### WHAT IS NEEDED
Single out the lines of the material that contain "legend" and copy them.

(Recorded data)

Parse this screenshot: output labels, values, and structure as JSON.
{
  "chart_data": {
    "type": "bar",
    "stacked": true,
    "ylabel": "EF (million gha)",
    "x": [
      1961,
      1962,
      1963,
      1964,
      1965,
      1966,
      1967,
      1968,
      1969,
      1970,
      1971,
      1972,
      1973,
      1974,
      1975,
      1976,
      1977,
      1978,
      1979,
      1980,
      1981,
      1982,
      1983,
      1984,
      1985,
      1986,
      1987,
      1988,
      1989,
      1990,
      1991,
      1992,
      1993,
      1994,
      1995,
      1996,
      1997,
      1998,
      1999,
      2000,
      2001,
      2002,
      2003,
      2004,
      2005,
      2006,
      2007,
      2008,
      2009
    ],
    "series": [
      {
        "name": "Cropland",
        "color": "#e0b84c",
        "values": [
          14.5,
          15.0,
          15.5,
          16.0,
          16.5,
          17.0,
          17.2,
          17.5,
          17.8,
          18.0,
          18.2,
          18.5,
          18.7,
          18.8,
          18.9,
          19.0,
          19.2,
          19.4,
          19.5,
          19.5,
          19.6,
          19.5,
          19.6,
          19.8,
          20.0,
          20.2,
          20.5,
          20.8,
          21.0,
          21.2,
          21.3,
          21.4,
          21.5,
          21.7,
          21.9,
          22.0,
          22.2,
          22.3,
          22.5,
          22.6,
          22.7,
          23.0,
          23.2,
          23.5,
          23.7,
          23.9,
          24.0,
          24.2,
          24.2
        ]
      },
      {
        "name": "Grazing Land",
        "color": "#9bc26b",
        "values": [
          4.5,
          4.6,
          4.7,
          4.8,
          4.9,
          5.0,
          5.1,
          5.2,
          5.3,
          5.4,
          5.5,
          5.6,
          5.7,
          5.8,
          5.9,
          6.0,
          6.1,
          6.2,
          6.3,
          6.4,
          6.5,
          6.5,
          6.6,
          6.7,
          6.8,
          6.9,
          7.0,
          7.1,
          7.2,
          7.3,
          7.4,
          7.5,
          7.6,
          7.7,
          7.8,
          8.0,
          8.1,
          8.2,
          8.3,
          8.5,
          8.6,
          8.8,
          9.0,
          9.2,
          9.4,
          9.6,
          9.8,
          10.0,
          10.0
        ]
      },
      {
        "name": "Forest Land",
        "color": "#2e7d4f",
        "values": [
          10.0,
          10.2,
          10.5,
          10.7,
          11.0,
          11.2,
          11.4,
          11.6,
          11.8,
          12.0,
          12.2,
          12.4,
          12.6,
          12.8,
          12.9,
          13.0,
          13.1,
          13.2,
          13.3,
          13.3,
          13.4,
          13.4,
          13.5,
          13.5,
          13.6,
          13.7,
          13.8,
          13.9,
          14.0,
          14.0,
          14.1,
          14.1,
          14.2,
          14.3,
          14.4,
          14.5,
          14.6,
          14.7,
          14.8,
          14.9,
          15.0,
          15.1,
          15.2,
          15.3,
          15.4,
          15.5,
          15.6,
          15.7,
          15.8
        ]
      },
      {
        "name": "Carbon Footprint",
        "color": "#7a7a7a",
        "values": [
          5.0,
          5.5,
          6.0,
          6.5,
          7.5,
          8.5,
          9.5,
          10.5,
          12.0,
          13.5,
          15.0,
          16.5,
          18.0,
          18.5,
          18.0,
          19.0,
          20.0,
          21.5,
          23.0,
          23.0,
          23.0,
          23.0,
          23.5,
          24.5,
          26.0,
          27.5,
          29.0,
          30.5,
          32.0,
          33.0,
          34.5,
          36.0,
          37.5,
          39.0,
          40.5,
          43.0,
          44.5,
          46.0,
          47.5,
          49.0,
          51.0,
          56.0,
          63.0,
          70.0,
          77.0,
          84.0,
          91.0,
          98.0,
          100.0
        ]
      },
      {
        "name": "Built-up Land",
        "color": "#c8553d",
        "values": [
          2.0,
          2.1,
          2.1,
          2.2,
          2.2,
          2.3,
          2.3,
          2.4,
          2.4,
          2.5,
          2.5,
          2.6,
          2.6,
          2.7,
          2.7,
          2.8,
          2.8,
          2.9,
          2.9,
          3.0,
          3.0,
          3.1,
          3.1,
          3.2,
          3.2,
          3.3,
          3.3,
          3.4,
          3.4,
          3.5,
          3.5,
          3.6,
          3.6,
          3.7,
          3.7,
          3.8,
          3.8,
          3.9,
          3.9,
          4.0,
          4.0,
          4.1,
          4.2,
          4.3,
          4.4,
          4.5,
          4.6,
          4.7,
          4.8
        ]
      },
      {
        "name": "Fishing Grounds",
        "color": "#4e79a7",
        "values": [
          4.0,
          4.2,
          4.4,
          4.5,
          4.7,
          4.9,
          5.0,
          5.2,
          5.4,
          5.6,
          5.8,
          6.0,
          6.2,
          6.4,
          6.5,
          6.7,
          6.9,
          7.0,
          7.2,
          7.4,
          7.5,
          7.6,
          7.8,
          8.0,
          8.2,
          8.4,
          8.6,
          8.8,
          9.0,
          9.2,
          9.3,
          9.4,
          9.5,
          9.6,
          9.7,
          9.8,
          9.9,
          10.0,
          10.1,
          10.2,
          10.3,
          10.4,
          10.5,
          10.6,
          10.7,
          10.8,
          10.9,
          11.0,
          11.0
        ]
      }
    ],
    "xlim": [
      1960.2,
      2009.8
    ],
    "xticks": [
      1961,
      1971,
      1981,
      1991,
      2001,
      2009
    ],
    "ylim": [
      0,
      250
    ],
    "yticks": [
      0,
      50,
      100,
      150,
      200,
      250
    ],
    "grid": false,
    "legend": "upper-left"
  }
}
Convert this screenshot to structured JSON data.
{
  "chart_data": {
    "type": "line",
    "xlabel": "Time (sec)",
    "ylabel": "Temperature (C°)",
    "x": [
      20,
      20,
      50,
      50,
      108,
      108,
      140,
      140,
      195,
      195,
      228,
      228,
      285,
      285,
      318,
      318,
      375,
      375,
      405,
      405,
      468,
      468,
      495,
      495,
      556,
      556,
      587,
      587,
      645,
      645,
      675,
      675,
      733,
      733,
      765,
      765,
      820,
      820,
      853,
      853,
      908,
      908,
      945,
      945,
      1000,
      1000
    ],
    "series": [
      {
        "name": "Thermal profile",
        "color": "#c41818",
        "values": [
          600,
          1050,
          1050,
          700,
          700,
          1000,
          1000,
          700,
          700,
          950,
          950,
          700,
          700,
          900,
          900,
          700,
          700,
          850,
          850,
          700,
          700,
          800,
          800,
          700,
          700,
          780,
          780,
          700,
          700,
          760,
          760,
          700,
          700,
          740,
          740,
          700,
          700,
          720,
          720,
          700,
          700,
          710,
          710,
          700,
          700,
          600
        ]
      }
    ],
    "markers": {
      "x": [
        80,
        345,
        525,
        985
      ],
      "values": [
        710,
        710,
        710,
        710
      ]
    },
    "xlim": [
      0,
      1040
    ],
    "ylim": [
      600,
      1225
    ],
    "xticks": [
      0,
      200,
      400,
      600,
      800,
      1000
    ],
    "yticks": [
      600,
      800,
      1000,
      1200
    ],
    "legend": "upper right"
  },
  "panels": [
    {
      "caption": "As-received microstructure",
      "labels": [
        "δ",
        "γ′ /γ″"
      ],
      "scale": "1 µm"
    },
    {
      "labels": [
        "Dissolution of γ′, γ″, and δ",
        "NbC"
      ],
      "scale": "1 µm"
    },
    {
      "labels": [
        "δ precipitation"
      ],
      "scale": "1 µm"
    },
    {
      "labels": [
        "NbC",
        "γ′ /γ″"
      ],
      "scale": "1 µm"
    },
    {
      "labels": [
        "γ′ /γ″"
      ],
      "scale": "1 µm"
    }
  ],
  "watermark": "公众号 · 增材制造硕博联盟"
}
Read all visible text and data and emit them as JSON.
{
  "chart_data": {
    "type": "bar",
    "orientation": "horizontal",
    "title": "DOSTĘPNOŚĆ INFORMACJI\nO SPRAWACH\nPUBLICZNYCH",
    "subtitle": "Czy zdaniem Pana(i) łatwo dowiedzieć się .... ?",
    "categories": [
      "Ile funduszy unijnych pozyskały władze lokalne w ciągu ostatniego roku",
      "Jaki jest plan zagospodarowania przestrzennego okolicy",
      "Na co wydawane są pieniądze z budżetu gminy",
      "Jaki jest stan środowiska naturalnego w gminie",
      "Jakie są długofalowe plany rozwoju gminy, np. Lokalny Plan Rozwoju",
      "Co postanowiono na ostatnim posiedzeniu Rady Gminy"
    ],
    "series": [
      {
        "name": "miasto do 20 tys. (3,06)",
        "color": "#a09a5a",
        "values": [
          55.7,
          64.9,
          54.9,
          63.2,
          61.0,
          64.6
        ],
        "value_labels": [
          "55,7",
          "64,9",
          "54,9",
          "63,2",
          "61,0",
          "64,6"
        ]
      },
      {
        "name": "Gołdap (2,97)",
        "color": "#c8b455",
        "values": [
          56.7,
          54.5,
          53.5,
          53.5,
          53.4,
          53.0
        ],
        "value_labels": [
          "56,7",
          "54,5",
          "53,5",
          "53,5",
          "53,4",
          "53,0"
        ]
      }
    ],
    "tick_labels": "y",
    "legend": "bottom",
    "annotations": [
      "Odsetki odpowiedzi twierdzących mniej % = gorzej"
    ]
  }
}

### SOLUTION TO THE PROBLEM
    "legend": "upper-left"
    "legend": "upper right"
    "legend": "bottom",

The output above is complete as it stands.